==== Document extract
When we named racial equity as a priority in our strategic plan, we also named it a value to start our own internal learning journey as an organization and as individuals. Starting in 2019, each month, we feature a "What We're Reading" section in our Member News that highlights what people in the Funders Together network are reading to expand their understanding of racial equity. This page is an archive of past articles, blog posts, and books that were featured in past editions of the FTEH Member News. We hope this will spur inspiration for your personal or organizational racial equity work and that you'll learn alongside us.
What We're Reading in: 2024 | 2023 | 2022 | 2021 | 2020 | 2019
What We're Reading: Rest is Resistance: A Manifesto by Tricia Hersey
Who's Reading It: Tia Smith, Director of Membership and Programs, Funders Together to End Homelessness
Rest is resistance is not just a call to rest. It is a call back to self, a call to community, and a call to our humanity. This self-proclaimed manifesto begins with a series of affirmations: “Your body is a site of liberation. It doesn't belong to capitalism. Love your body. Rest your body. Move your body. Hold your body.”
As I reflect on our new strategic framework that includes our call to organization wellness and "love and disruption," I feel challenged. I feel challenged to accept rest as a birthright and a necessary tool for liberation and justice - not a time to be earned. The book calls us to rest as a deliberate action, or inaction in some instances. It offers us an opportunity to be fully present instead of detaching into task lists, to tune into our inherent knowing, and to embrace rest as a portal for liberation.
These principles remain: "Rest as imagination, pause, awe, stillness, joy, liberation, space to refrain." I invite you to join me as I linger in these new found truths.
What We're Reading: A Call to Attention Liberation: To Build Abundant Justice, Let’s Focus on What Matters by adrienne maree brown
Who's Reading It: Jason Satterfield, Executive Director, Arlene and Michael Rosen Foundation
Recently, members of the California Homelessness & Housing Policy Funders Network read an article by adrienne maree brown on principled struggle. Principled struggle is a powerful, and challenging, idea that asks us to become more self-aware, examining our thoughts, feelings, and motivations while working in coalition with others. When engaging in principled struggle, we may not feel comfortable AND we may also realize that a particular meeting table is not the place to attempt to address that discomfort. Instead, we might choose to seek deeper understanding of those we work with, engaging with thoughtfulness and compassion, rather than attempting to convince others (and maybe ourselves) that we are right.
White dominant culture taught me to see interpersonal conflict as problematic. Historically, I have sought to avoid conflict all together or attempted to silence people with whom I disagree. But lately I’ve begun to try something new: viewing disagreement as an opportunity to deepen connection as part of the work towards justice and liberation.
Through the lens of principled struggle, I am becoming more authentically open to other points of view and seek opportunities to co-create something with others that I couldn’t necessarily see or imagine before we started. And what a gift that has been.
What We're Reading: The Fight to Redefine Racism by Kelefa Sanneh
Who's Reading It: Foundations for Racial Equity participants
Earlier this month, Foundations for Racial Equity met in person for the first time as a cohort. As part of this convening, participants read this piece in preparation for a training on white dominant culture, led by Jonathan Lykes and Tashira Halyard of Liberation House. We encourage you to read this piece and reflect on the question: What are the strengths and challenges of conceptualizing “racist” as a simple descriptive rather than a pejorative?
========
==== Supplied data
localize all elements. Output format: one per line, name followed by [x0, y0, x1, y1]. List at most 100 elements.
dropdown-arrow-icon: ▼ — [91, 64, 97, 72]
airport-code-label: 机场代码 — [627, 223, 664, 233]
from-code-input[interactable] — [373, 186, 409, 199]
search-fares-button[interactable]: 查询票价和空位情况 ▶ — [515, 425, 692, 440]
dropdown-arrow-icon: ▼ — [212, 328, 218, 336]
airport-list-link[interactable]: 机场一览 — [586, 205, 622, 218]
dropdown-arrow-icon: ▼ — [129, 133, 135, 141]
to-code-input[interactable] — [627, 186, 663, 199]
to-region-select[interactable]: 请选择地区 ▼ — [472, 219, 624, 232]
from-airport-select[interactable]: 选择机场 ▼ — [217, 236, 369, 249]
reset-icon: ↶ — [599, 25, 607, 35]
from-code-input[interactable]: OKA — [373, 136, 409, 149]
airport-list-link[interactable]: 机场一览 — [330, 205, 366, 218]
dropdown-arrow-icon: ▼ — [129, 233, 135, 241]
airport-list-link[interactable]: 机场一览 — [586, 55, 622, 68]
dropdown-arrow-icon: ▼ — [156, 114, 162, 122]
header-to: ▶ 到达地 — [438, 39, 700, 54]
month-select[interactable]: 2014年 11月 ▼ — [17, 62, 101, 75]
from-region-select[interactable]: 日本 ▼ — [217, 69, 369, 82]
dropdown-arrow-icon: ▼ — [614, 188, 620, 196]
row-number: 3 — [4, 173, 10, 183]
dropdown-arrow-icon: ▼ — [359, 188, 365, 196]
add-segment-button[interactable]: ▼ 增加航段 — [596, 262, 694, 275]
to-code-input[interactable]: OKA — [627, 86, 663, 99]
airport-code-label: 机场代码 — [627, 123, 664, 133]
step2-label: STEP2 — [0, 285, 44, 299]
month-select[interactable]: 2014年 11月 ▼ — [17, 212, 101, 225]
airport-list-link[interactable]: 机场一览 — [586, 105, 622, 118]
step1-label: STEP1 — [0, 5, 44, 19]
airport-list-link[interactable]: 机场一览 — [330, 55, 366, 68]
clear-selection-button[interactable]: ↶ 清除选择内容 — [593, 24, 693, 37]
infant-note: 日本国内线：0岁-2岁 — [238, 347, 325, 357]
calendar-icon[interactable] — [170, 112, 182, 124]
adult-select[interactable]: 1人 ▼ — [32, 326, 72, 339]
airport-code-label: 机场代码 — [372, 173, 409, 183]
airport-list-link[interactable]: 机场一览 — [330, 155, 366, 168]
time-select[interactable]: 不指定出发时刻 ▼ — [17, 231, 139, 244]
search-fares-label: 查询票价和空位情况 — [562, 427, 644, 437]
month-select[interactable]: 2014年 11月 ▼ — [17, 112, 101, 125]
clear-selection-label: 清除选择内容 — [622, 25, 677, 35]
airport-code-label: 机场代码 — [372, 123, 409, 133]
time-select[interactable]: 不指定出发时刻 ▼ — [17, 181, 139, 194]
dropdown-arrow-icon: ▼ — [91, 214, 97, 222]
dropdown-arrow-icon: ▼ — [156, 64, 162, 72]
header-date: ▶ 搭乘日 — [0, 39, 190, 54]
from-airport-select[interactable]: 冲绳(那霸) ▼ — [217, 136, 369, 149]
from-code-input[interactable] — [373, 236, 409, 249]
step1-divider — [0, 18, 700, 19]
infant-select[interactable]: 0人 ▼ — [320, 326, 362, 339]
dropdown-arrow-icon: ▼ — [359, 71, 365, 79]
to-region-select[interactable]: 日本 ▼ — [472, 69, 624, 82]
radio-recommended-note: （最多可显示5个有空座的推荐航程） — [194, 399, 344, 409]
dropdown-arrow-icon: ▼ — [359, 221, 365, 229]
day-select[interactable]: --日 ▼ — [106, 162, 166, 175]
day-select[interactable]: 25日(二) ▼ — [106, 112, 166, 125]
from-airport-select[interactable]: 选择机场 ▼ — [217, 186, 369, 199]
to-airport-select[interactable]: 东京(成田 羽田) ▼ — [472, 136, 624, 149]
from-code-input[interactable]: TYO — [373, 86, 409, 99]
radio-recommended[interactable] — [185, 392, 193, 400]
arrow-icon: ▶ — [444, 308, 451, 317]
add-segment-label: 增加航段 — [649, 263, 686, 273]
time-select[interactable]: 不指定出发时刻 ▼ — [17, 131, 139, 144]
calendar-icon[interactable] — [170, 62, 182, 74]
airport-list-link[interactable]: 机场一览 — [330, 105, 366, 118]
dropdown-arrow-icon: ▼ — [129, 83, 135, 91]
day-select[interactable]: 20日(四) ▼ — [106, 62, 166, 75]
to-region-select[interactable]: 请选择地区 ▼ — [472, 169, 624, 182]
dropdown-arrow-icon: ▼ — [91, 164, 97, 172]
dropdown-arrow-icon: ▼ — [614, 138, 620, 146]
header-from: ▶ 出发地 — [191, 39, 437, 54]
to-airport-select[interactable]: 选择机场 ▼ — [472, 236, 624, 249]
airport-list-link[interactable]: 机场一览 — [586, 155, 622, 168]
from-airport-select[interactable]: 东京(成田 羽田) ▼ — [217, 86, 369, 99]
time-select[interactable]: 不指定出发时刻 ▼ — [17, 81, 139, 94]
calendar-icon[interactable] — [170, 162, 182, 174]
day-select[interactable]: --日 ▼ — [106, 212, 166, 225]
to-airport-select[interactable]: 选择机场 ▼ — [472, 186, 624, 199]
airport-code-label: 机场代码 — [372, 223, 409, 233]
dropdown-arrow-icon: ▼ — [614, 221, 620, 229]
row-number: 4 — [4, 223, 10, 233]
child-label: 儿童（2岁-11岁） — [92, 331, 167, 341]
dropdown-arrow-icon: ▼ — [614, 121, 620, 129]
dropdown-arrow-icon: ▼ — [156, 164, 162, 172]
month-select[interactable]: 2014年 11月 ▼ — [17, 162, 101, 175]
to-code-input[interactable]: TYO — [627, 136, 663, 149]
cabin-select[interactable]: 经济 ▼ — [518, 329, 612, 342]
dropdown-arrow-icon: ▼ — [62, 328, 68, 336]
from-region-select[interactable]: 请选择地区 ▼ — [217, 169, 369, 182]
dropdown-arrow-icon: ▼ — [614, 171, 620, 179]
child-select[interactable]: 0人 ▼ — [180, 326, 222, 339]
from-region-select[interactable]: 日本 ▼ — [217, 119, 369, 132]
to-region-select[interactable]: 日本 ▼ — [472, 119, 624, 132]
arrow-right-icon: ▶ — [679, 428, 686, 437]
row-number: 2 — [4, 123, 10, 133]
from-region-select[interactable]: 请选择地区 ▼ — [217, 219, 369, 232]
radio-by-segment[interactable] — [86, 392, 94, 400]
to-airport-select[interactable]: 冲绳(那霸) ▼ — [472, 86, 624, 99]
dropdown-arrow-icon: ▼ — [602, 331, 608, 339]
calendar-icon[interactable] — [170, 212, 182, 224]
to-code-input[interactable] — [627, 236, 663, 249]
========
(Objectives):
1. According to the What We're Reading archive, who read Rest is Resistance: A Manifesto?
2. Carry on writing the What We're Reading archive from its final sentence.
The listing has no connection to the What We're Reading archive.

(The answers):
1. Tia Smith, Director of Membership and Programs at Funders Together to End Homelessness, read it.

2.
What We're Reading: 2022 Funders Institute Resources
Who's Reading It: Funders Together Staff
During our 2022 Funders Institute this week, our sessions covered a variety of topics including connecting narrative change and policy efforts, alternatives to policing in our vision for housing justice, authentic collaboration with people with lived experience, and cross-sector engagement for youth homelessness policy wins. In the next few weeks, we will be sharing out learnings, resources, and recordings from our Funders Institute. In the meantime, here are a few resources mentioned during the sessions that staff are reading and sitting with after the many great thought-provoking conversations throughout the week:
- A Way Home America's A New Deal to End Youth Homelessness
- Washington State Lived Experience Coalition
- What America Believes About Homelessness: Barriers to Progress
- A Participatory Evaluation of the Housing Justice Narrative Fellowship
- Under One Roof: Building an Abolitionist Approach to Housing Justice
- 'CAHOOTS': How Social Workers And Police Share Responsibilities In Eugene, Oregon
What We're Reading: The Alternative to Police That is Proven to Reduce Violence
Who's Reading It: Michael Durham, Funders Together Director of Networks
Mother Jones’ recent article The Alternative to Police That Is Proven to Reduce Violence follows San Francisco’s Street Crisis Response Team, one result of dozens of jurisdictions across the country that looked to Oregon’s CAHOOTS model for solutions to police violence after George Floyd’s murder. The violence to which the title alludes is not crime, but rather the harm and deadliness a 911 call can result in, especially threatening Black people, who are three times more likely to be killed by police than white people. The article recognizes that the most effective way to reduce police violence is to minimize interactions with law enforcement, regardless of whether police serve any social good.
Lest the dots go unconnected, alternatives to policing are necessary in pursuit of both housing and racial justice: policing does little to keep communities safe, as it claims to, and instead embroils people without homes in cycles of traumatization, criminal-legal-system involvement, and prolonged homelessness – cycles that intentionally and disproportionately oppress Black and brown people. While couched as a program addressing public safety and behavioral health, 60% of CAHOOTS clients are people without homes.
The article understandably dwells with the obstacles San Francisco’s and others’ CAHOOTS-like programs have encountered, but that should not distract from the rare glimmer of hope it uplifts: options that benefit everyone exist.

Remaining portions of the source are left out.